▸ **DATA IN THIS EXERCISE**:
◇ ◇ ◇
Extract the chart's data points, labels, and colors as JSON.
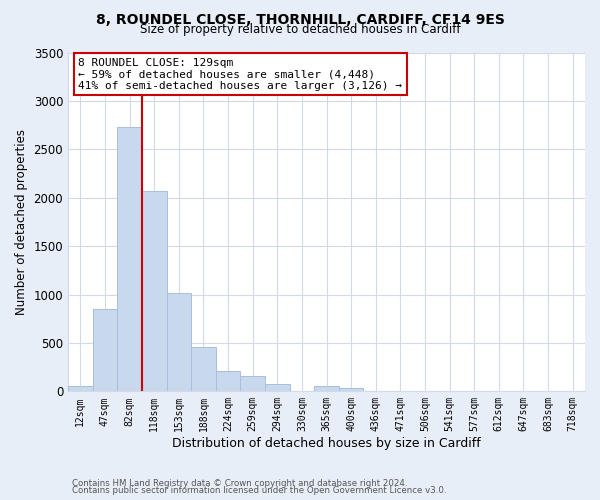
{
  "title1": "8, ROUNDEL CLOSE, THORNHILL, CARDIFF, CF14 9ES",
  "title2": "Size of property relative to detached houses in Cardiff",
  "xlabel": "Distribution of detached houses by size in Cardiff",
  "ylabel": "Number of detached properties",
  "bar_labels": [
    "12sqm",
    "47sqm",
    "82sqm",
    "118sqm",
    "153sqm",
    "188sqm",
    "224sqm",
    "259sqm",
    "294sqm",
    "330sqm",
    "365sqm",
    "400sqm",
    "436sqm",
    "471sqm",
    "506sqm",
    "541sqm",
    "577sqm",
    "612sqm",
    "647sqm",
    "683sqm",
    "718sqm"
  ],
  "bar_values": [
    50,
    850,
    2730,
    2070,
    1020,
    460,
    205,
    155,
    75,
    0,
    55,
    30,
    0,
    0,
    0,
    0,
    0,
    0,
    0,
    0,
    0
  ],
  "bar_color": "#c8d8ed",
  "bar_edge_color": "#a8bedc",
  "vline_color": "#cc0000",
  "ylim": [
    0,
    3500
  ],
  "yticks": [
    0,
    500,
    1000,
    1500,
    2000,
    2500,
    3000,
    3500
  ],
  "annotation_line1": "8 ROUNDEL CLOSE: 129sqm",
  "annotation_line2": "← 59% of detached houses are smaller (4,448)",
  "annotation_line3": "41% of semi-detached houses are larger (3,126) →",
  "footer1": "Contains HM Land Registry data © Crown copyright and database right 2024.",
  "footer2": "Contains public sector information licensed under the Open Government Licence v3.0.",
  "bg_color": "#e8eef7",
  "plot_bg_color": "#ffffff",
  "grid_color": "#d0daea"
}
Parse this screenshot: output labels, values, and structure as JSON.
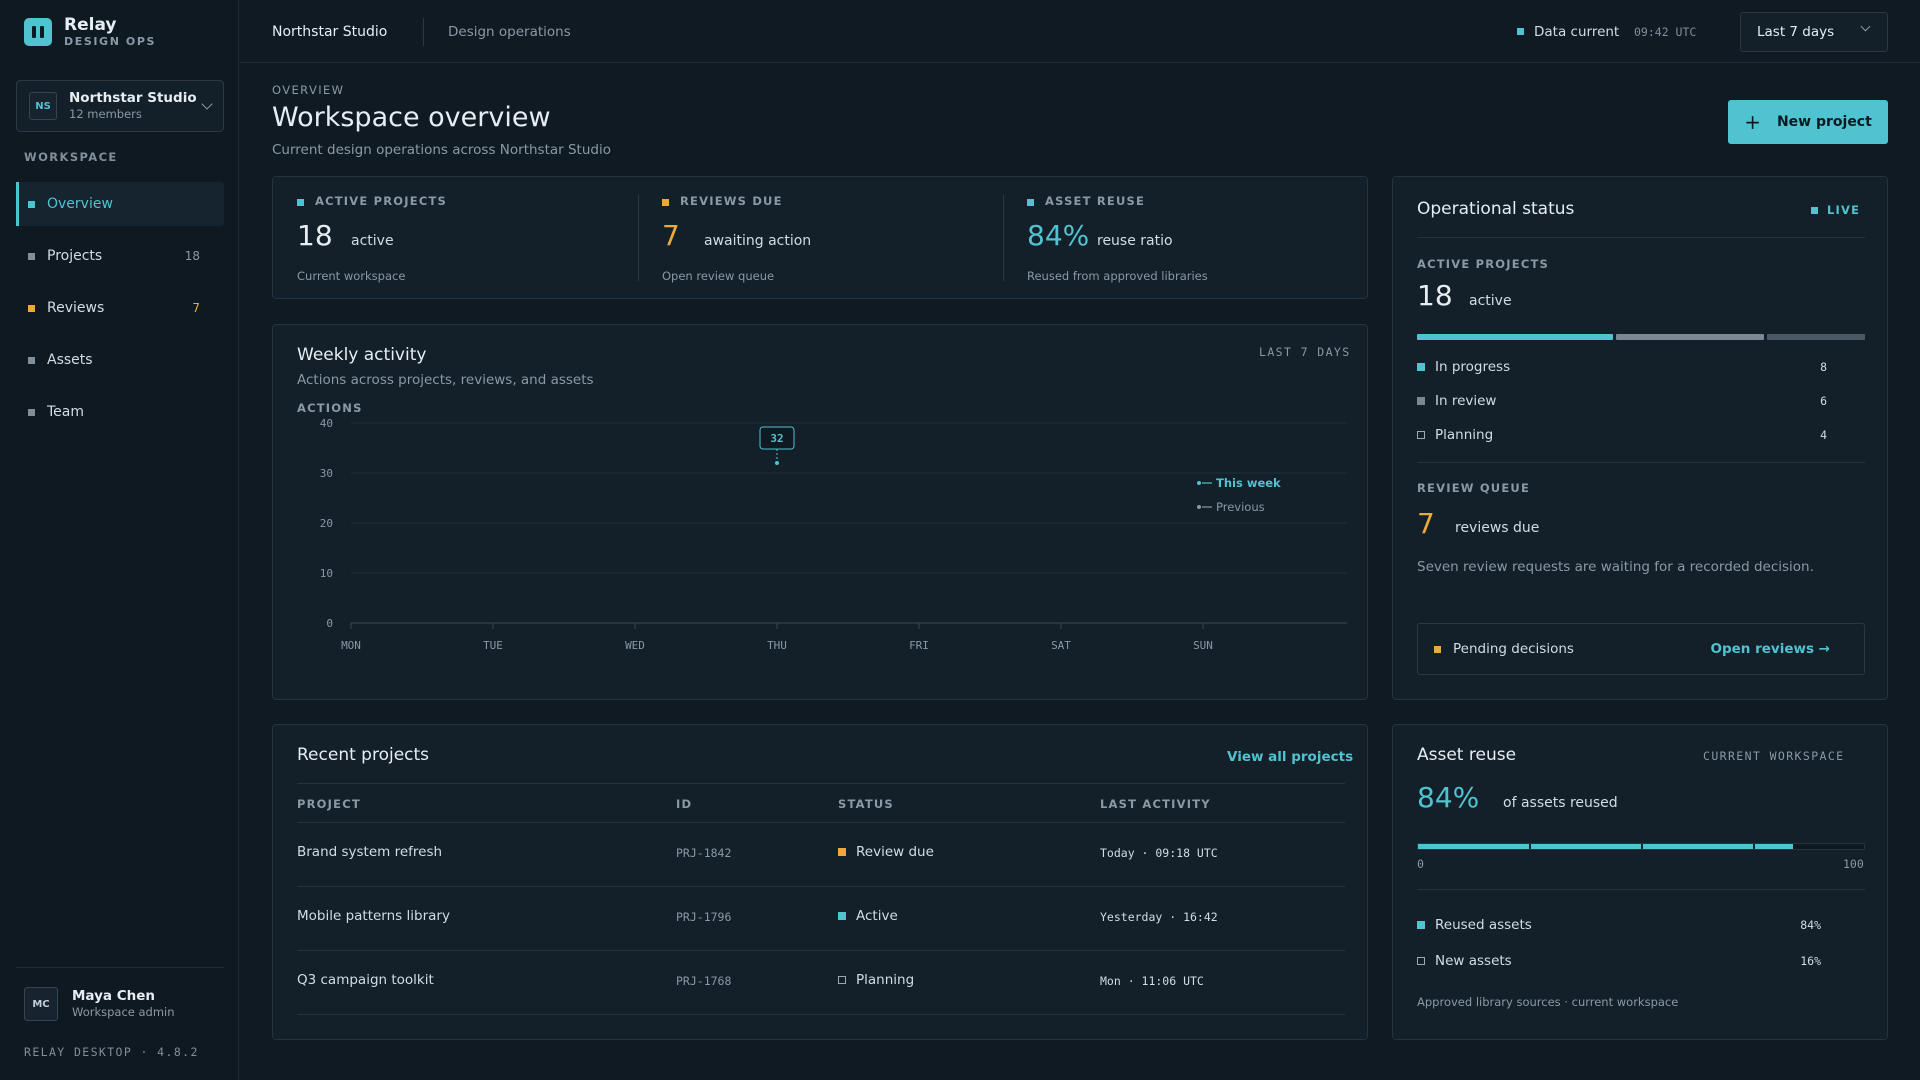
◇ ◇ ◇
▸ **STATED EXERCISE**: Look through the entries and find each line that has the string "Contains". Copy those lines.

▸ **OUTPUT FOR THIS EXERCISE**:
  "footer1": "Contains HM Land Registry data © Crown copyright and database right 2024.",
  "footer2": "Contains public sector information licensed under the Open Government Licence v3.0.",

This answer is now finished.